**Exercise brief**: Pictures do not belong in the copy, so please give every entry below again exactly.
+---+
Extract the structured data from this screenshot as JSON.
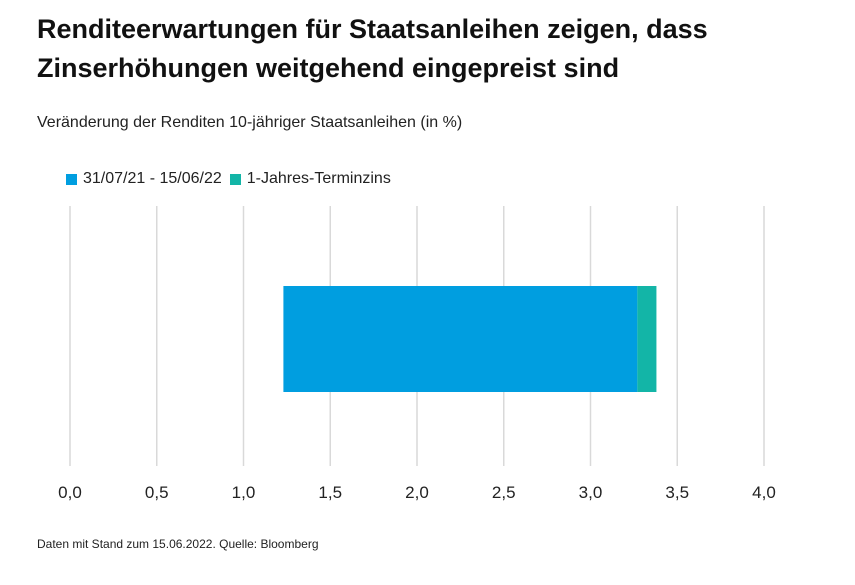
{
  "title": "Renditeerwartungen für Staatsanleihen zeigen, dass Zinserhöhungen weitgehend eingepreist sind",
  "subtitle": "Veränderung der Renditen 10-jähriger Staatsanleihen (in %)",
  "source": "Daten mit Stand zum 15.06.2022. Quelle: Bloomberg",
  "colors": {
    "series1": "#009ee0",
    "series2": "#13b5a7",
    "grid": "#d9d9d9"
  },
  "legend": {
    "items": [
      {
        "label": "31/07/21 - 15/06/22"
      },
      {
        "label": "1-Jahres-Terminzins"
      }
    ]
  },
  "chart_data": {
    "type": "bar",
    "orientation": "horizontal",
    "stacked": true,
    "title": "Renditeerwartungen für Staatsanleihen zeigen, dass Zinserhöhungen weitgehend eingepreist sind",
    "subtitle": "Veränderung der Renditen 10-jähriger Staatsanleihen (in %)",
    "xlabel": "",
    "ylabel": "",
    "xlim": [
      0,
      4.0
    ],
    "xticks": [
      "0,0",
      "0,5",
      "1,0",
      "1,5",
      "2,0",
      "2,5",
      "3,0",
      "3,5",
      "4,0"
    ],
    "grid": true,
    "legend_position": "top-left",
    "series": [
      {
        "name": "31/07/21 - 15/06/22",
        "start": 1.23,
        "end": 3.27
      },
      {
        "name": "1-Jahres-Terminzins",
        "start": 3.27,
        "end": 3.38
      }
    ]
  }
}
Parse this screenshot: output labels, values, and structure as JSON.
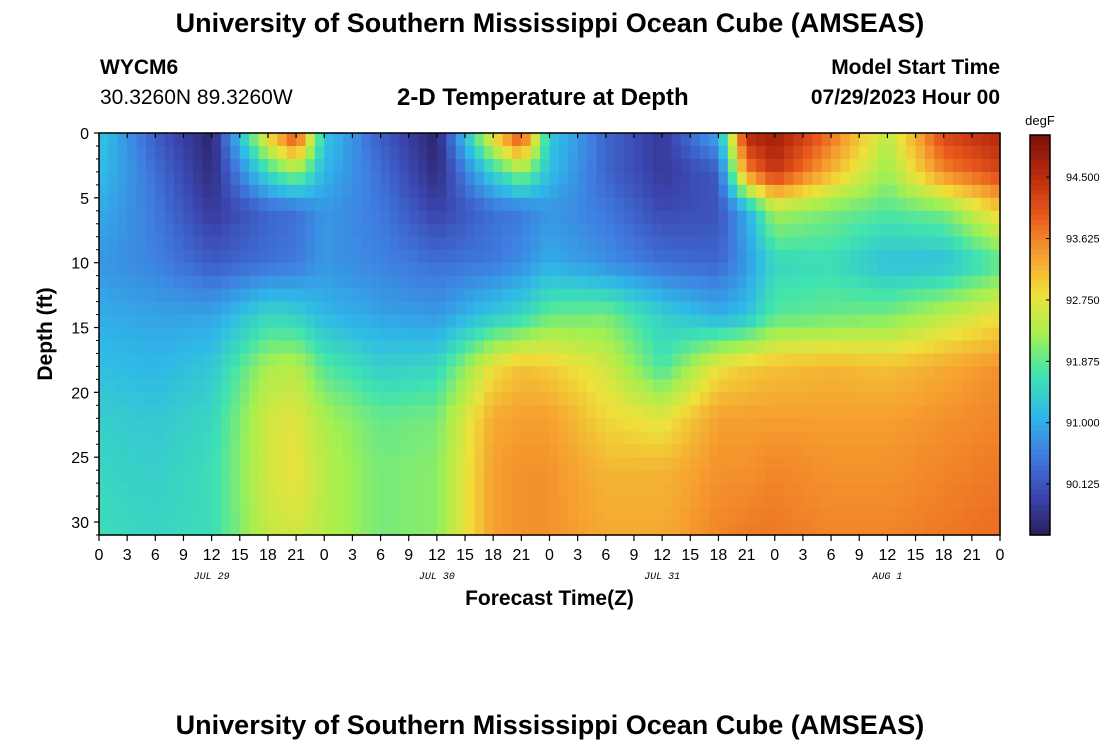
{
  "header": {
    "title": "University of Southern Mississippi Ocean Cube (AMSEAS)",
    "station_id": "WYCM6",
    "station_coords": "30.3260N  89.3260W",
    "panel_title": "2-D Temperature at Depth",
    "model_start_label": "Model Start Time",
    "model_start_value": "07/29/2023 Hour 00"
  },
  "footer": {
    "title": "University of Southern Mississippi Ocean Cube (AMSEAS)"
  },
  "chart_data": {
    "type": "heatmap",
    "title": "2-D Temperature at Depth",
    "xlabel": "Forecast Time(Z)",
    "ylabel": "Depth (ft)",
    "colorbar_unit": "degF",
    "x_hours_range": [
      0,
      96
    ],
    "x_tick_labels": [
      "0",
      "3",
      "6",
      "9",
      "12",
      "15",
      "18",
      "21",
      "0",
      "3",
      "6",
      "9",
      "12",
      "15",
      "18",
      "21",
      "0",
      "3",
      "6",
      "9",
      "12",
      "15",
      "18",
      "21",
      "0",
      "3",
      "6",
      "9",
      "12",
      "15",
      "18",
      "21",
      "0"
    ],
    "date_labels": [
      {
        "label": "JUL 29",
        "hour": 12
      },
      {
        "label": "JUL 30",
        "hour": 36
      },
      {
        "label": "JUL 31",
        "hour": 60
      },
      {
        "label": "AUG 1",
        "hour": 84
      }
    ],
    "y_range": [
      0,
      31
    ],
    "y_ticks": [
      0,
      5,
      10,
      15,
      20,
      25,
      30
    ],
    "y_reversed": true,
    "colorbar_range": [
      89.4,
      95.1
    ],
    "colorbar_ticks": [
      "94.500",
      "93.625",
      "92.750",
      "91.875",
      "91.000",
      "90.125"
    ],
    "colorbar_tick_values": [
      94.5,
      93.625,
      92.75,
      91.875,
      91.0,
      90.125
    ],
    "colormap": [
      "#2a1e5c",
      "#3b46b0",
      "#3f7de0",
      "#2fb8e8",
      "#3fe3b0",
      "#a4f050",
      "#efe03a",
      "#f6a030",
      "#e8581c",
      "#b82a0e",
      "#7c1008"
    ],
    "depth_levels_ft": [
      0,
      3,
      6,
      10,
      14,
      18,
      22,
      26,
      31
    ],
    "time_hours": [
      0,
      6,
      12,
      18,
      21,
      24,
      30,
      36,
      42,
      45,
      48,
      54,
      60,
      66,
      69,
      72,
      78,
      84,
      90,
      96
    ],
    "temperature_degF": [
      [
        91.3,
        90.2,
        89.5,
        93.0,
        94.3,
        91.3,
        90.2,
        89.5,
        93.0,
        94.3,
        91.3,
        90.3,
        89.8,
        91.0,
        94.6,
        94.8,
        93.8,
        92.4,
        94.2,
        94.6
      ],
      [
        91.2,
        90.4,
        89.6,
        91.6,
        92.2,
        91.1,
        90.4,
        89.6,
        91.5,
        92.2,
        91.2,
        90.3,
        89.8,
        90.2,
        93.6,
        94.4,
        93.2,
        92.2,
        93.6,
        94.2
      ],
      [
        91.0,
        90.5,
        89.8,
        90.3,
        90.4,
        90.8,
        90.5,
        89.9,
        90.4,
        90.5,
        90.8,
        90.5,
        90.0,
        90.1,
        91.0,
        92.3,
        92.0,
        91.8,
        92.0,
        93.0
      ],
      [
        90.8,
        90.6,
        90.2,
        90.4,
        90.5,
        90.8,
        90.6,
        90.4,
        90.5,
        90.7,
        91.0,
        90.7,
        90.4,
        90.3,
        90.8,
        91.5,
        91.6,
        91.2,
        91.2,
        91.8
      ],
      [
        91.0,
        90.9,
        90.9,
        91.5,
        91.4,
        91.1,
        90.9,
        90.8,
        91.3,
        91.5,
        91.9,
        92.0,
        91.4,
        91.0,
        91.2,
        91.8,
        91.9,
        92.0,
        92.4,
        92.8
      ],
      [
        91.2,
        91.1,
        91.3,
        92.3,
        92.4,
        91.8,
        91.4,
        91.5,
        92.8,
        93.1,
        93.0,
        92.6,
        91.7,
        92.8,
        93.0,
        93.1,
        93.2,
        93.1,
        93.3,
        93.5
      ],
      [
        91.4,
        91.3,
        91.5,
        92.6,
        92.7,
        92.3,
        91.9,
        92.0,
        93.3,
        93.4,
        93.4,
        92.9,
        92.7,
        93.4,
        93.4,
        93.4,
        93.4,
        93.4,
        93.5,
        93.6
      ],
      [
        91.5,
        91.4,
        91.6,
        92.6,
        92.8,
        92.4,
        92.0,
        92.1,
        93.4,
        93.5,
        93.5,
        93.2,
        93.2,
        93.5,
        93.5,
        93.6,
        93.5,
        93.5,
        93.6,
        93.7
      ],
      [
        91.6,
        91.5,
        91.6,
        92.5,
        92.6,
        92.4,
        92.0,
        92.1,
        93.4,
        93.5,
        93.5,
        93.3,
        93.3,
        93.6,
        93.7,
        93.7,
        93.6,
        93.6,
        93.7,
        93.8
      ]
    ]
  }
}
+---+
**Output**:
Extract the structured data from this screenshot as JSON.
{
  "title": "Renditeerwartungen für Staatsanleihen zeigen, dass Zinserhöhungen weitgehend eingepreist sind",
  "subtitle": "Veränderung der Renditen 10-jähriger Staatsanleihen (in %)",
  "source": "Daten mit Stand zum 15.06.2022. Quelle: Bloomberg",
  "colors": {
    "series1": "#009ee0",
    "series2": "#13b5a7",
    "grid": "#d9d9d9"
  },
  "legend": {
    "items": [
      {
        "label": "31/07/21 - 15/06/22"
      },
      {
        "label": "1-Jahres-Terminzins"
      }
    ]
  },
  "chart_data": {
    "type": "bar",
    "orientation": "horizontal",
    "stacked": true,
    "title": "Renditeerwartungen für Staatsanleihen zeigen, dass Zinserhöhungen weitgehend eingepreist sind",
    "subtitle": "Veränderung der Renditen 10-jähriger Staatsanleihen (in %)",
    "xlabel": "",
    "ylabel": "",
    "xlim": [
      0,
      4.0
    ],
    "xticks": [
      "0,0",
      "0,5",
      "1,0",
      "1,5",
      "2,0",
      "2,5",
      "3,0",
      "3,5",
      "4,0"
    ],
    "grid": true,
    "legend_position": "top-left",
    "series": [
      {
        "name": "31/07/21 - 15/06/22",
        "start": 1.23,
        "end": 3.27
      },
      {
        "name": "1-Jahres-Terminzins",
        "start": 3.27,
        "end": 3.38
      }
    ]
  }
}
Parse this screenshot: output labels, values, and structure as JSON.
{
  "header": {
    "title": "University of Southern Mississippi Ocean Cube (AMSEAS)",
    "station_id": "WYCM6",
    "station_coords": "30.3260N  89.3260W",
    "panel_title": "2-D Temperature at Depth",
    "model_start_label": "Model Start Time",
    "model_start_value": "07/29/2023 Hour 00"
  },
  "footer": {
    "title": "University of Southern Mississippi Ocean Cube (AMSEAS)"
  },
  "chart_data": {
    "type": "heatmap",
    "title": "2-D Temperature at Depth",
    "xlabel": "Forecast Time(Z)",
    "ylabel": "Depth (ft)",
    "colorbar_unit": "degF",
    "x_hours_range": [
      0,
      96
    ],
    "x_tick_labels": [
      "0",
      "3",
      "6",
      "9",
      "12",
      "15",
      "18",
      "21",
      "0",
      "3",
      "6",
      "9",
      "12",
      "15",
      "18",
      "21",
      "0",
      "3",
      "6",
      "9",
      "12",
      "15",
      "18",
      "21",
      "0",
      "3",
      "6",
      "9",
      "12",
      "15",
      "18",
      "21",
      "0"
    ],
    "date_labels": [
      {
        "label": "JUL 29",
        "hour": 12
      },
      {
        "label": "JUL 30",
        "hour": 36
      },
      {
        "label": "JUL 31",
        "hour": 60
      },
      {
        "label": "AUG 1",
        "hour": 84
      }
    ],
    "y_range": [
      0,
      31
    ],
    "y_ticks": [
      0,
      5,
      10,
      15,
      20,
      25,
      30
    ],
    "y_reversed": true,
    "colorbar_range": [
      89.4,
      95.1
    ],
    "colorbar_ticks": [
      "94.500",
      "93.625",
      "92.750",
      "91.875",
      "91.000",
      "90.125"
    ],
    "colorbar_tick_values": [
      94.5,
      93.625,
      92.75,
      91.875,
      91.0,
      90.125
    ],
    "colormap": [
      "#2a1e5c",
      "#3b46b0",
      "#3f7de0",
      "#2fb8e8",
      "#3fe3b0",
      "#a4f050",
      "#efe03a",
      "#f6a030",
      "#e8581c",
      "#b82a0e",
      "#7c1008"
    ],
    "depth_levels_ft": [
      0,
      3,
      6,
      10,
      14,
      18,
      22,
      26,
      31
    ],
    "time_hours": [
      0,
      6,
      12,
      18,
      21,
      24,
      30,
      36,
      42,
      45,
      48,
      54,
      60,
      66,
      69,
      72,
      78,
      84,
      90,
      96
    ],
    "temperature_degF": [
      [
        91.3,
        90.2,
        89.5,
        93.0,
        94.3,
        91.3,
        90.2,
        89.5,
        93.0,
        94.3,
        91.3,
        90.3,
        89.8,
        91.0,
        94.6,
        94.8,
        93.8,
        92.4,
        94.2,
        94.6
      ],
      [
        91.2,
        90.4,
        89.6,
        91.6,
        92.2,
        91.1,
        90.4,
        89.6,
        91.5,
        92.2,
        91.2,
        90.3,
        89.8,
        90.2,
        93.6,
        94.4,
        93.2,
        92.2,
        93.6,
        94.2
      ],
      [
        91.0,
        90.5,
        89.8,
        90.3,
        90.4,
        90.8,
        90.5,
        89.9,
        90.4,
        90.5,
        90.8,
        90.5,
        90.0,
        90.1,
        91.0,
        92.3,
        92.0,
        91.8,
        92.0,
        93.0
      ],
      [
        90.8,
        90.6,
        90.2,
        90.4,
        90.5,
        90.8,
        90.6,
        90.4,
        90.5,
        90.7,
        91.0,
        90.7,
        90.4,
        90.3,
        90.8,
        91.5,
        91.6,
        91.2,
        91.2,
        91.8
      ],
      [
        91.0,
        90.9,
        90.9,
        91.5,
        91.4,
        91.1,
        90.9,
        90.8,
        91.3,
        91.5,
        91.9,
        92.0,
        91.4,
        91.0,
        91.2,
        91.8,
        91.9,
        92.0,
        92.4,
        92.8
      ],
      [
        91.2,
        91.1,
        91.3,
        92.3,
        92.4,
        91.8,
        91.4,
        91.5,
        92.8,
        93.1,
        93.0,
        92.6,
        91.7,
        92.8,
        93.0,
        93.1,
        93.2,
        93.1,
        93.3,
        93.5
      ],
      [
        91.4,
        91.3,
        91.5,
        92.6,
        92.7,
        92.3,
        91.9,
        92.0,
        93.3,
        93.4,
        93.4,
        92.9,
        92.7,
        93.4,
        93.4,
        93.4,
        93.4,
        93.4,
        93.5,
        93.6
      ],
      [
        91.5,
        91.4,
        91.6,
        92.6,
        92.8,
        92.4,
        92.0,
        92.1,
        93.4,
        93.5,
        93.5,
        93.2,
        93.2,
        93.5,
        93.5,
        93.6,
        93.5,
        93.5,
        93.6,
        93.7
      ],
      [
        91.6,
        91.5,
        91.6,
        92.5,
        92.6,
        92.4,
        92.0,
        92.1,
        93.4,
        93.5,
        93.5,
        93.3,
        93.3,
        93.6,
        93.7,
        93.7,
        93.6,
        93.6,
        93.7,
        93.8
      ]
    ]
  }
}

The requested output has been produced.